Exercise:
Scan the records below for the word "water" and give only the number of lines that hold it.

--- begin ---

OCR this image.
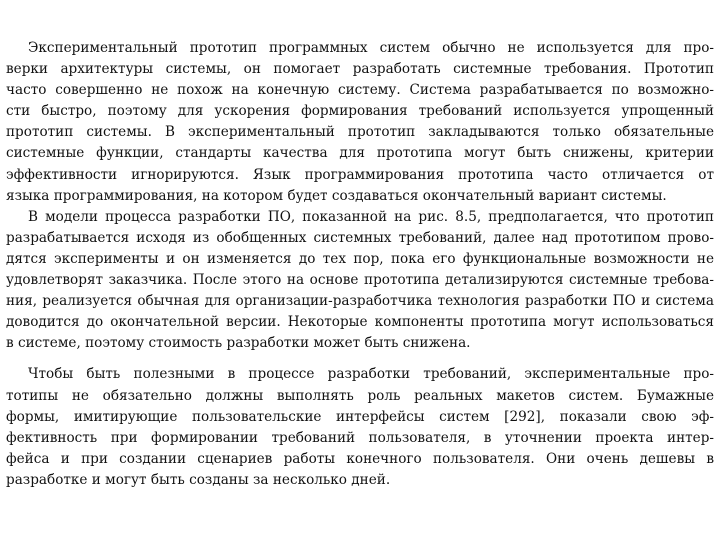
Экспериментальный прототип программных систем обычно не используется для про-
верки архитектуры системы, он помогает разработать системные требования. Прототип
часто совершенно не похож на конечную систему. Система разрабатывается по возможно-
сти быстро, поэтому для ускорения формирования требований используется упрощенный
прототип системы. В экспериментальный прототип закладываются только обязательные
системные функции, стандарты качества для прототипа могут быть снижены, критерии
эффективности игнорируются. Язык программирования прототипа часто отличается от
языка программирования, на котором будет создаваться окончательный вариант системы.
В модели процесса разработки ПО, показанной на рис. 8.5, предполагается, что прототип
разрабатывается исходя из обобщенных системных требований, далее над прототипом прово-
дятся эксперименты и он изменяется до тех пор, пока его функциональные возможности не
удовлетворят заказчика. После этого на основе прототипа детализируются системные требова-
ния, реализуется обычная для организации-разработчика технология разработки ПО и система
доводится до окончательной версии. Некоторые компоненты прототипа могут использоваться
в системе, поэтому стоимость разработки может быть снижена.
Чтобы быть полезными в процессе разработки требований, экспериментальные про-
тотипы не обязательно должны выполнять роль реальных макетов систем. Бумажные
формы, имитирующие пользовательские интерфейсы систем [292], показали свою эф-
фективность при формировании требований пользователя, в уточнении проекта интер-
фейса и при создании сценариев работы конечного пользователя. Они очень дешевы в
разработке и могут быть созданы за несколько дней.
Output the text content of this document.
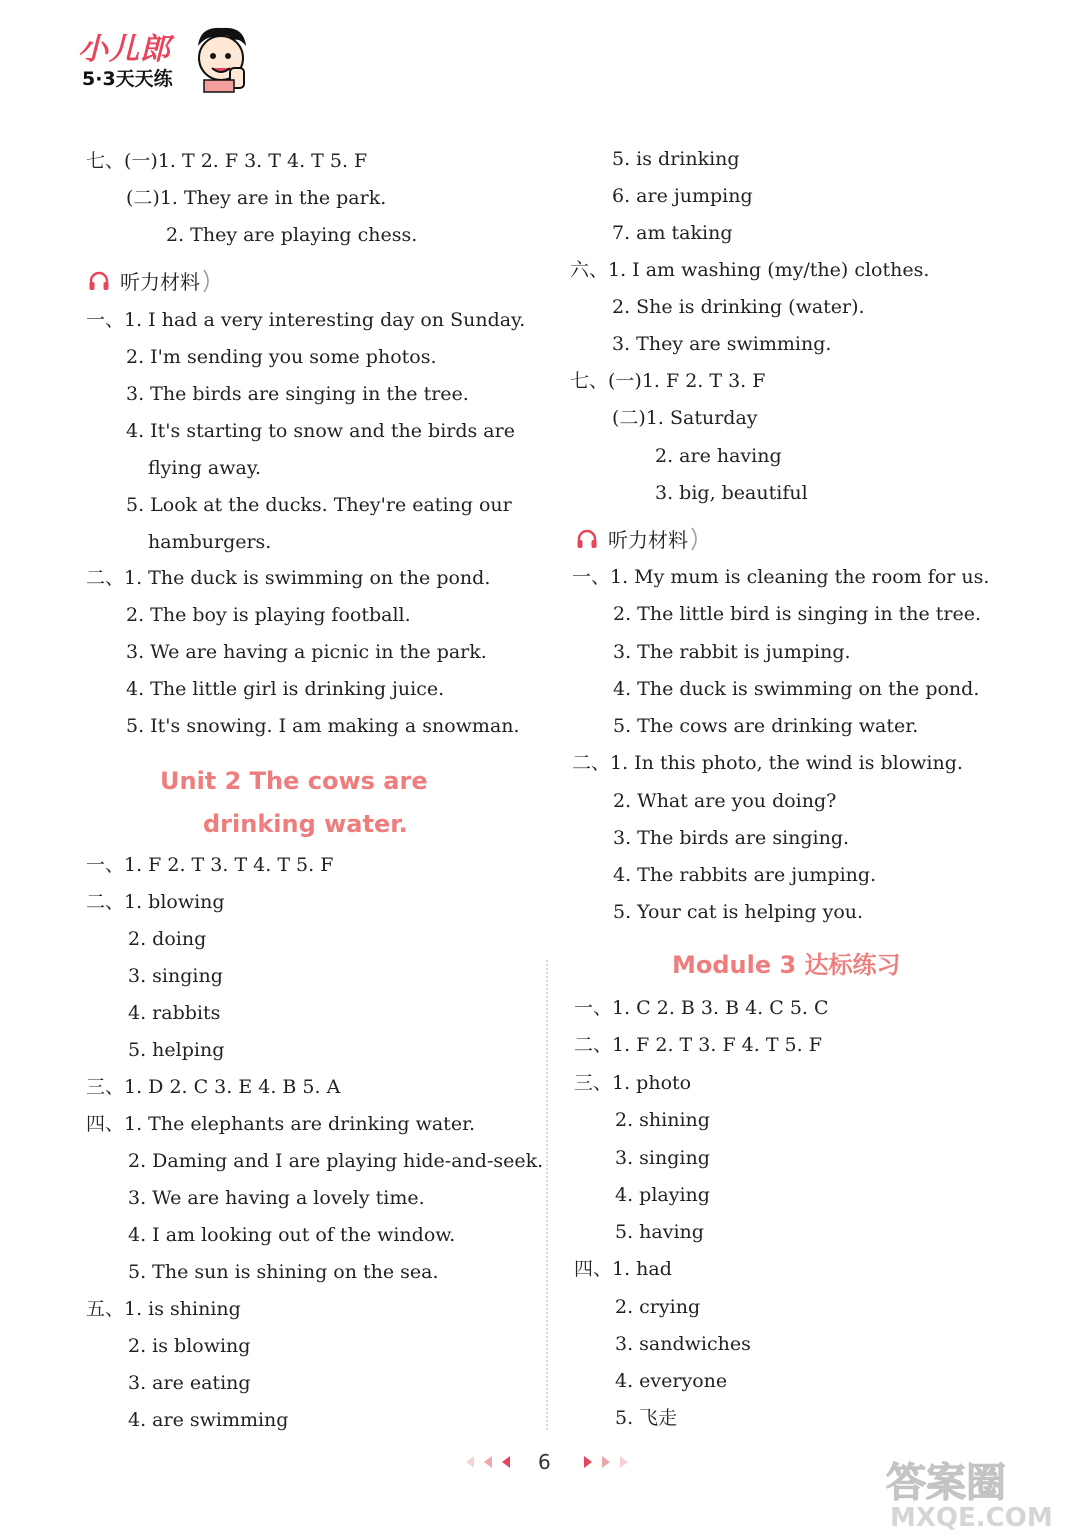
小儿郎
5·3天天练
七、(一)1. T 2. F 3. T 4. T 5. F
(二)1. They are in the park.
2. They are playing chess.
听力材料
一、1. I had a very interesting day on Sunday.
2. I'm sending you some photos.
3. The birds are singing in the tree.
4. It's starting to snow and the birds are
flying away.
5. Look at the ducks. They're eating our
hamburgers.
二、1. The duck is swimming on the pond.
2. The boy is playing football.
3. We are having a picnic in the park.
4. The little girl is drinking juice.
5. It's snowing. I am making a snowman.
Unit 2 The cows are
drinking water.
一、1. F 2. T 3. T 4. T 5. F
二、1. blowing
2. doing
3. singing
4. rabbits
5. helping
三、1. D 2. C 3. E 4. B 5. A
四、1. The elephants are drinking water.
2. Daming and I are playing hide-and-seek.
3. We are having a lovely time.
4. I am looking out of the window.
5. The sun is shining on the sea.
五、1. is shining
2. is blowing
3. are eating
4. are swimming
5. is drinking
6. are jumping
7. am taking
六、1. I am washing (my/the) clothes.
2. She is drinking (water).
3. They are swimming.
七、(一)1. F 2. T 3. F
(二)1. Saturday
2. are having
3. big, beautiful
听力材料
一、1. My mum is cleaning the room for us.
2. The little bird is singing in the tree.
3. The rabbit is jumping.
4. The duck is swimming on the pond.
5. The cows are drinking water.
二、1. In this photo, the wind is blowing.
2. What are you doing?
3. The birds are singing.
4. The rabbits are jumping.
5. Your cat is helping you.
Module 3 达标练习
一、1. C 2. B 3. B 4. C 5. C
二、1. F 2. T 3. F 4. T 5. F
三、1. photo
2. shining
3. singing
4. playing
5. having
四、1. had
2. crying
3. sandwiches
4. everyone
5. 飞走
6	答案圈
MXQE.COM
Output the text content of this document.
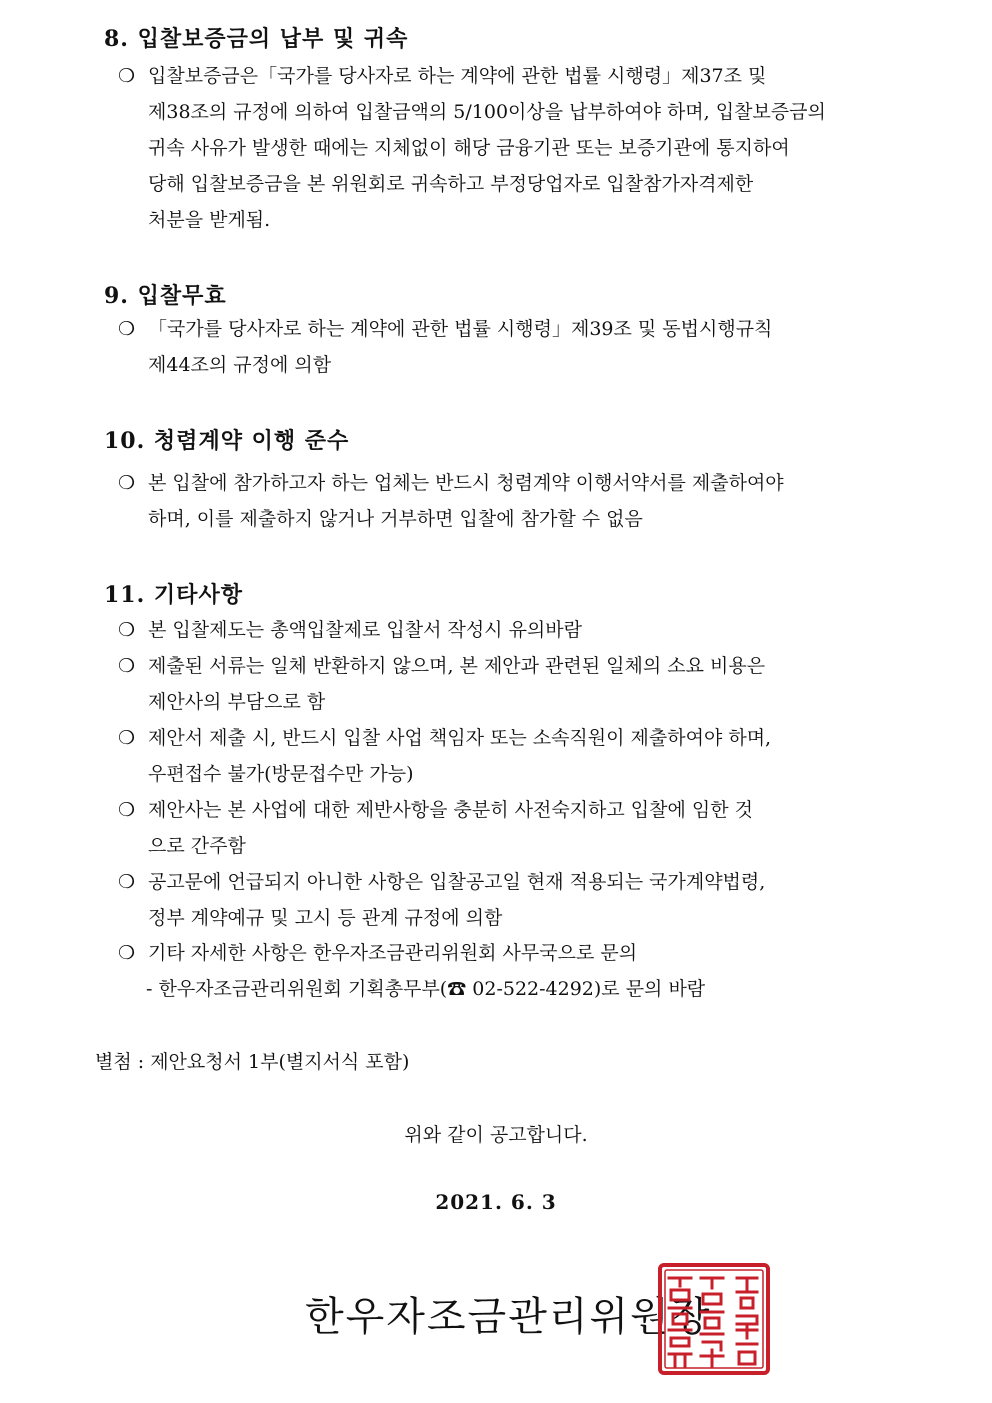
8. 입찰보증금의 납부 및 귀속
❍ 입찰보증금은「국가를 당사자로 하는 계약에 관한 법률 시행령」제37조 및
제38조의 규정에 의하여 입찰금액의 5/100이상을 납부하여야 하며, 입찰보증금의
귀속 사유가 발생한 때에는 지체없이 해당 금융기관 또는 보증기관에 통지하여
당해 입찰보증금을 본 위원회로 귀속하고 부정당업자로 입찰참가자격제한
처분을 받게됨.
9. 입찰무효
❍ 「국가를 당사자로 하는 계약에 관한 법률 시행령」제39조 및 동법시행규칙
제44조의 규정에 의함
10. 청렴계약 이행 준수
❍ 본 입찰에 참가하고자 하는 업체는 반드시 청렴계약 이행서약서를 제출하여야
하며, 이를 제출하지 않거나 거부하면 입찰에 참가할 수 없음
11. 기타사항
❍ 본 입찰제도는 총액입찰제로 입찰서 작성시 유의바람
❍ 제출된 서류는 일체 반환하지 않으며, 본 제안과 관련된 일체의 소요 비용은
제안사의 부담으로 함
❍ 제안서 제출 시, 반드시 입찰 사업 책임자 또는 소속직원이 제출하여야 하며,
우편접수 불가(방문접수만 가능)
❍ 제안사는 본 사업에 대한 제반사항을 충분히 사전숙지하고 입찰에 임한 것
으로 간주함
❍ 공고문에 언급되지 아니한 사항은 입찰공고일 현재 적용되는 국가계약법령,
정부 계약예규 및 고시 등 관계 규정에 의함
❍ 기타 자세한 사항은 한우자조금관리위원회 사무국으로 문의
- 한우자조금관리위원회 기획총무부(☎ 02-522-4292)로 문의 바람
별첨 : 제안요청서 1부(별지서식 포함)
위와 같이 공고합니다.
2021. 6. 3
한우자조금관리위원장
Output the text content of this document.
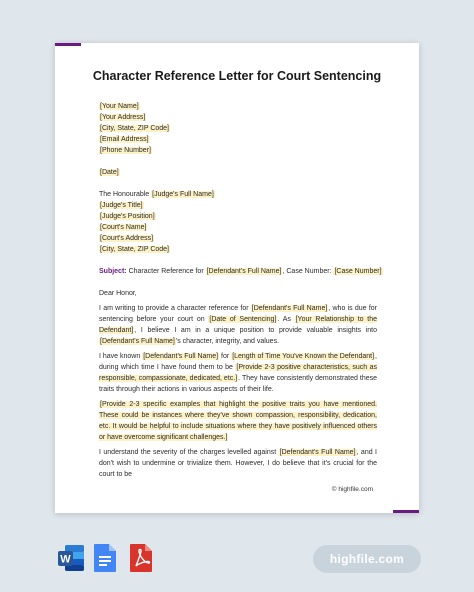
Character Reference Letter for Court Sentencing
[Your Name]
[Your Address]
[City, State, ZIP Code]
[Email Address]
[Phone Number]
[Date]
The Honourable [Judge's Full Name]
[Judge's Title]
[Judge's Position]
[Court's Name]
[Court's Address]
[City, State, ZIP Code]
Subject: Character Reference for [Defendant's Full Name], Case Number: [Case Number]
Dear Honor,
I am writing to provide a character reference for [Defendant's Full Name], who is due for sentencing before your court on [Date of Sentencing]. As [Your Relationship to the Defendant], I believe I am in a unique position to provide valuable insights into [Defendant's Full Name]'s character, integrity, and values.
I have known [Defendant's Full Name] for [Length of Time You've Known the Defendant], during which time I have found them to be [Provide 2-3 positive characteristics, such as responsible, compassionate, dedicated, etc.]. They have consistently demonstrated these traits through their actions in various aspects of their life.
[Provide 2-3 specific examples that highlight the positive traits you have mentioned. These could be instances where they've shown compassion, responsibility, dedication, etc. It would be helpful to include situations where they have positively influenced others or have overcome significant challenges.]
I understand the severity of the charges levelled against [Defendant's Full Name], and I don't wish to undermine or trivialize them. However, I do believe that it's crucial for the court to be
© highfile.com
W	highfile.com
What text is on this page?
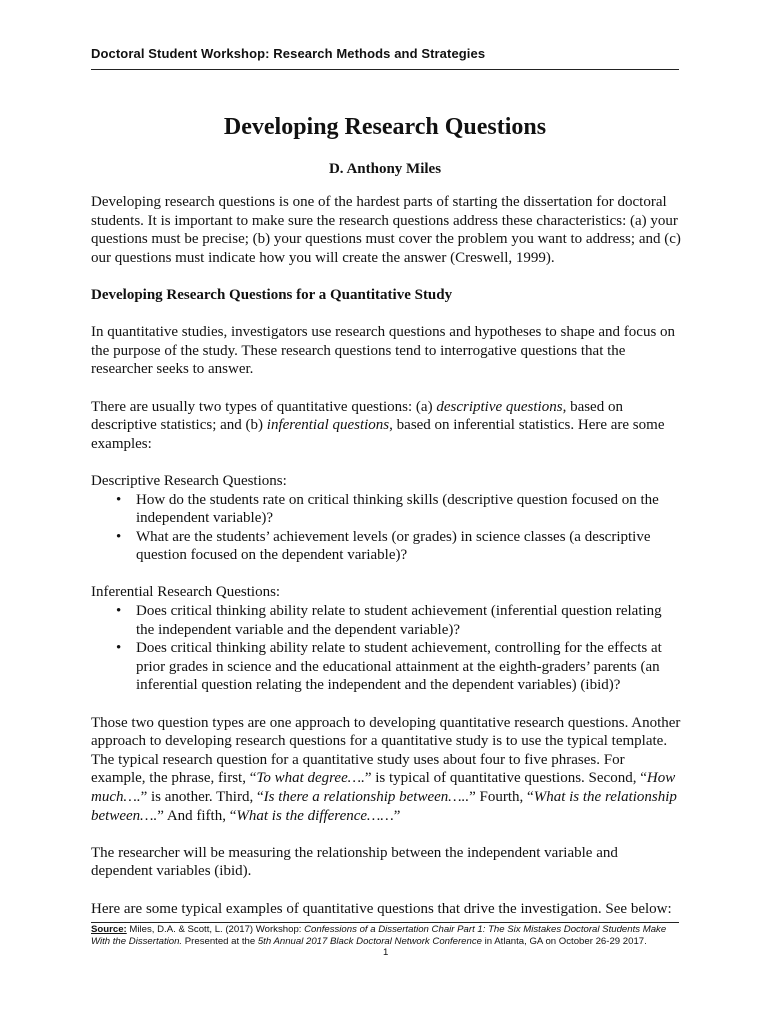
Doctoral Student Workshop: Research Methods and Strategies
Developing Research Questions
D. Anthony Miles

Developing research questions is one of the hardest parts of starting the dissertation for doctoral students. It is important to make sure the research questions address these characteristics: (a) your questions must be precise; (b) your questions must cover the problem you want to address; and (c) our questions must indicate how you will create the answer (Creswell, 1999).

Developing Research Questions for a Quantitative Study

In quantitative studies, investigators use research questions and hypotheses to shape and focus on the purpose of the study. These research questions tend to interrogative questions that the researcher seeks to answer.

There are usually two types of quantitative questions: (a) descriptive questions, based on descriptive statistics; and (b) inferential questions, based on inferential statistics. Here are some examples:

Descriptive Research Questions:
• How do the students rate on critical thinking skills (descriptive question focused on the independent variable)?
• What are the students’ achievement levels (or grades) in science classes (a descriptive question focused on the dependent variable)?
Inferential Research Questions:
• Does critical thinking ability relate to student achievement (inferential question relating the independent variable and the dependent variable)?
• Does critical thinking ability relate to student achievement, controlling for the effects at prior grades in science and the educational attainment at the eighth-graders’ parents (an inferential question relating the independent and the dependent variables) (ibid)?

Those two question types are one approach to developing quantitative research questions. Another approach to developing research questions for a quantitative study is to use the typical template. The typical research question for a quantitative study uses about four to five phrases. For example, the phrase, first, “To what degree….” is typical of quantitative questions. Second, “How much….” is another. Third, “Is there a relationship between…..” Fourth, “What is the relationship between….” And fifth, “What is the difference……”

The researcher will be measuring the relationship between the independent variable and dependent variables (ibid).

Here are some typical examples of quantitative questions that drive the investigation. See below:

Source: Miles, D.A. & Scott, L. (2017) Workshop: Confessions of a Dissertation Chair Part 1: The Six Mistakes Doctoral Students Make With the Dissertation. Presented at the 5th Annual 2017 Black Doctoral Network Conference in Atlanta, GA on October 26-29 2017.
1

--- end ---

Solution for this task:
4